▶ To do: From the listing, collect all lines containing the word "Used".

▶ Available data:

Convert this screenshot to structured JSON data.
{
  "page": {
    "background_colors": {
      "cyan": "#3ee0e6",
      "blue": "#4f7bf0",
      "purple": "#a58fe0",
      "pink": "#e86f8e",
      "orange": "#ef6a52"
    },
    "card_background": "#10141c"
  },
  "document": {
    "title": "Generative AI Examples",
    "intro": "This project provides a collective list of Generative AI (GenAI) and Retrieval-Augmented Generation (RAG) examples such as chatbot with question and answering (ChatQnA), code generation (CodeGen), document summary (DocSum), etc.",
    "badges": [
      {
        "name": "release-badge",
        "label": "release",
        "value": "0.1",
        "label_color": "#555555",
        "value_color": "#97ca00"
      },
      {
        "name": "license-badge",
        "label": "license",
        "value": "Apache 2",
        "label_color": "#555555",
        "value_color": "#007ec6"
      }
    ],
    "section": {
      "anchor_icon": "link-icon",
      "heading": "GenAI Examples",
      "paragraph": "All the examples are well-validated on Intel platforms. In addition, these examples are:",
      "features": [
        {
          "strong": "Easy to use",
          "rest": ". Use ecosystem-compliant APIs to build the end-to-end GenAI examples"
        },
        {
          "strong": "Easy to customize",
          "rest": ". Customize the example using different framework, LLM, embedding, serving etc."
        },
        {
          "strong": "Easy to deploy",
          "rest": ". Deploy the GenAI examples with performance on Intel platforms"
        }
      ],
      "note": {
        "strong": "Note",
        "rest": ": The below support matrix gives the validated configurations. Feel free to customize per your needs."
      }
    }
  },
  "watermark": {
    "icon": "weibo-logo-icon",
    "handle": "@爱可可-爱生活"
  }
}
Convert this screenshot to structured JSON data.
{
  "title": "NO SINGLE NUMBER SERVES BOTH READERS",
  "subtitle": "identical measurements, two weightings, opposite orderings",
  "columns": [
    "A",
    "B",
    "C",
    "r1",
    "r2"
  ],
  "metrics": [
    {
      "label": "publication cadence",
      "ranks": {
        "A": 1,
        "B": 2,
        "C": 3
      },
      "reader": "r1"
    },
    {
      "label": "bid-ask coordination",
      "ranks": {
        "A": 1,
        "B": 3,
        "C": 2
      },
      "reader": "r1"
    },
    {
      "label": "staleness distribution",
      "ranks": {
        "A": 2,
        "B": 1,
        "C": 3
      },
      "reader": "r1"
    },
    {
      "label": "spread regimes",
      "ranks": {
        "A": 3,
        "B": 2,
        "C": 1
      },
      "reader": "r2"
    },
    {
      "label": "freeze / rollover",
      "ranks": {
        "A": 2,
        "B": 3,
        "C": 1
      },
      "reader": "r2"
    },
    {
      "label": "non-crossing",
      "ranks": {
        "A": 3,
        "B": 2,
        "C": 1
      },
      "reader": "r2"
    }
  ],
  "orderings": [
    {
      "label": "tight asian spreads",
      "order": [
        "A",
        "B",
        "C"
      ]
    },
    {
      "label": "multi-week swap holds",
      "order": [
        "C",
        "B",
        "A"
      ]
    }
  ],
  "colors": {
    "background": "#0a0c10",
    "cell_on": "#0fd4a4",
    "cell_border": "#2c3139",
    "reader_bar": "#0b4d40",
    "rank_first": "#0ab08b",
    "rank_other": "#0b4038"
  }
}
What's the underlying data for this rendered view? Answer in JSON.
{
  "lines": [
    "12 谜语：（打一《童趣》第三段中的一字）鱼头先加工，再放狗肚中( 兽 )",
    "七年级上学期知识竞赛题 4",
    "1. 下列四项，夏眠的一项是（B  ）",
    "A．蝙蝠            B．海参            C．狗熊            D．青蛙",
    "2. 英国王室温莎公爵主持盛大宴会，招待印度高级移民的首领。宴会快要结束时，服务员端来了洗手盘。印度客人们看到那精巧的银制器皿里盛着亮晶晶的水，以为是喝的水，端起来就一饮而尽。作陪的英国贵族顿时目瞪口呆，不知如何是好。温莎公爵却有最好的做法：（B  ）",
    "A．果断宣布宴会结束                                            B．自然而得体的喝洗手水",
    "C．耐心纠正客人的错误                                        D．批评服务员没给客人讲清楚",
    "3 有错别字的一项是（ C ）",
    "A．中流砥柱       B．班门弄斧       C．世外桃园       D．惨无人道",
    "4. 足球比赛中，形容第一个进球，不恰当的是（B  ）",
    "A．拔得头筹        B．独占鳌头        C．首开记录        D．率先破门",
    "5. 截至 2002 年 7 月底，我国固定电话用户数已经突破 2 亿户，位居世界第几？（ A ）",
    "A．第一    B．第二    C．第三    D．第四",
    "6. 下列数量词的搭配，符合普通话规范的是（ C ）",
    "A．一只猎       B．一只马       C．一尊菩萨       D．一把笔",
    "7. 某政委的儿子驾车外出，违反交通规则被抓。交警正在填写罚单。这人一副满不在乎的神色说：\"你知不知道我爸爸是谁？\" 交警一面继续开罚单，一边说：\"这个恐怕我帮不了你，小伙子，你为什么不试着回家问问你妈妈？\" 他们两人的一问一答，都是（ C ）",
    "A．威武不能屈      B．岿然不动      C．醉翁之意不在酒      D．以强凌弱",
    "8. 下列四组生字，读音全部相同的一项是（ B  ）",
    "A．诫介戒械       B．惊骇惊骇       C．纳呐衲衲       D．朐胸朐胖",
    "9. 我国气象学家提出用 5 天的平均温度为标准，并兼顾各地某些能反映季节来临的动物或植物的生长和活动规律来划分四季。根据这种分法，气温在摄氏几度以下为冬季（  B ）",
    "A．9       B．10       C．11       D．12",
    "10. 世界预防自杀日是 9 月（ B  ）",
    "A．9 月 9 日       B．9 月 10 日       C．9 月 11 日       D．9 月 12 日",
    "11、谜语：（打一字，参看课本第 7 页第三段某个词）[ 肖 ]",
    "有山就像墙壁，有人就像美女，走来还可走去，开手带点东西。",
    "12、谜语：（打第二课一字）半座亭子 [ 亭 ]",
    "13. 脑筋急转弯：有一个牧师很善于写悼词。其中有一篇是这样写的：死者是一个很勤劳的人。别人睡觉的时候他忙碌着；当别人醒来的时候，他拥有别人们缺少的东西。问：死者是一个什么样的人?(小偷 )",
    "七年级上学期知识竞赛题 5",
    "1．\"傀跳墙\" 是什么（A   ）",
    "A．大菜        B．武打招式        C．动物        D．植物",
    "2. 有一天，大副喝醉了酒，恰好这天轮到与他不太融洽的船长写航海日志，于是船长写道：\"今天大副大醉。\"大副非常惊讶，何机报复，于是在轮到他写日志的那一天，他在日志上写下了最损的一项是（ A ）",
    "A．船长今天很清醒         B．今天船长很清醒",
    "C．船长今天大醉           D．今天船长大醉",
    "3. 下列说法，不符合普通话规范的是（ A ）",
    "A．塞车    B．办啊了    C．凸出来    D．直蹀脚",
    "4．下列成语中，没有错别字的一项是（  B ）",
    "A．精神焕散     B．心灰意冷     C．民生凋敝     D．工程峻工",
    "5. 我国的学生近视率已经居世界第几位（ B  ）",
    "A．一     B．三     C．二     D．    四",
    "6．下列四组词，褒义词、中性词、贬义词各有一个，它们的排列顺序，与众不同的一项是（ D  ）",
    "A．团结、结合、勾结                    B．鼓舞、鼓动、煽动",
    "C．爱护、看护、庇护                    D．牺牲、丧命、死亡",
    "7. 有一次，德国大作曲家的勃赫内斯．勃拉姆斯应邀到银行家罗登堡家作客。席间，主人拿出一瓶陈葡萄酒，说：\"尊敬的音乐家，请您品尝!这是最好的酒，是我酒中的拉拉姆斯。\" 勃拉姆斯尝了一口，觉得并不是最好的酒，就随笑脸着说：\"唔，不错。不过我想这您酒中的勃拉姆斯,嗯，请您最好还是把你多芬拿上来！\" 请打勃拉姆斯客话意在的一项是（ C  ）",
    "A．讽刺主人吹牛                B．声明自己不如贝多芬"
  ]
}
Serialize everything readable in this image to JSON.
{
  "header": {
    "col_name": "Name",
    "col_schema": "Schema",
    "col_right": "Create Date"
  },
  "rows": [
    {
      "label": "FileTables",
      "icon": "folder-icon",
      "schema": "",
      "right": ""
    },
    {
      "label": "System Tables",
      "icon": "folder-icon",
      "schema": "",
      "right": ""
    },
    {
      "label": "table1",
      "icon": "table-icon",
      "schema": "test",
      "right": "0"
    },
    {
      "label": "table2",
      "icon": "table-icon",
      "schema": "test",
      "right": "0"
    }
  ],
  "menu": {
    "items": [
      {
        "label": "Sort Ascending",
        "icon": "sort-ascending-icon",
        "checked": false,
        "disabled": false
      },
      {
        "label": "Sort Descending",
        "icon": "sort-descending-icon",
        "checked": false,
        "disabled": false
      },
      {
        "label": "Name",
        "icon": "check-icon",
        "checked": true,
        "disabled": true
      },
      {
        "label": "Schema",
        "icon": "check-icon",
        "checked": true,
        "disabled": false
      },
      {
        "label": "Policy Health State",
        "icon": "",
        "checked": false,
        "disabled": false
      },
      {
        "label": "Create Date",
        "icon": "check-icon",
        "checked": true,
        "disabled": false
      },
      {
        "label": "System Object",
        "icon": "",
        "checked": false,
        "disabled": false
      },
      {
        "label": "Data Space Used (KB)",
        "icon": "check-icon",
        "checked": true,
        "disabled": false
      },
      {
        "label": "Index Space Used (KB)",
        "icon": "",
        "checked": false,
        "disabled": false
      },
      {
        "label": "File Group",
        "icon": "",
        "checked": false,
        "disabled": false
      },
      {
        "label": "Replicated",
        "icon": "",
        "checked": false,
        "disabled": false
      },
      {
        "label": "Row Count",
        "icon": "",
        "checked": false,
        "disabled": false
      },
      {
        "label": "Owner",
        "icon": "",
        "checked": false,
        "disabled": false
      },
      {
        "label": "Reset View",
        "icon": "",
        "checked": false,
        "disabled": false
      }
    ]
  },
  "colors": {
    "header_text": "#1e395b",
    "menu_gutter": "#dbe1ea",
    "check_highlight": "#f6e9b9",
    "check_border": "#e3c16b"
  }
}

▶ Task response:
        "label": "Data Space Used (KB)",
        "label": "Index Space Used (KB)",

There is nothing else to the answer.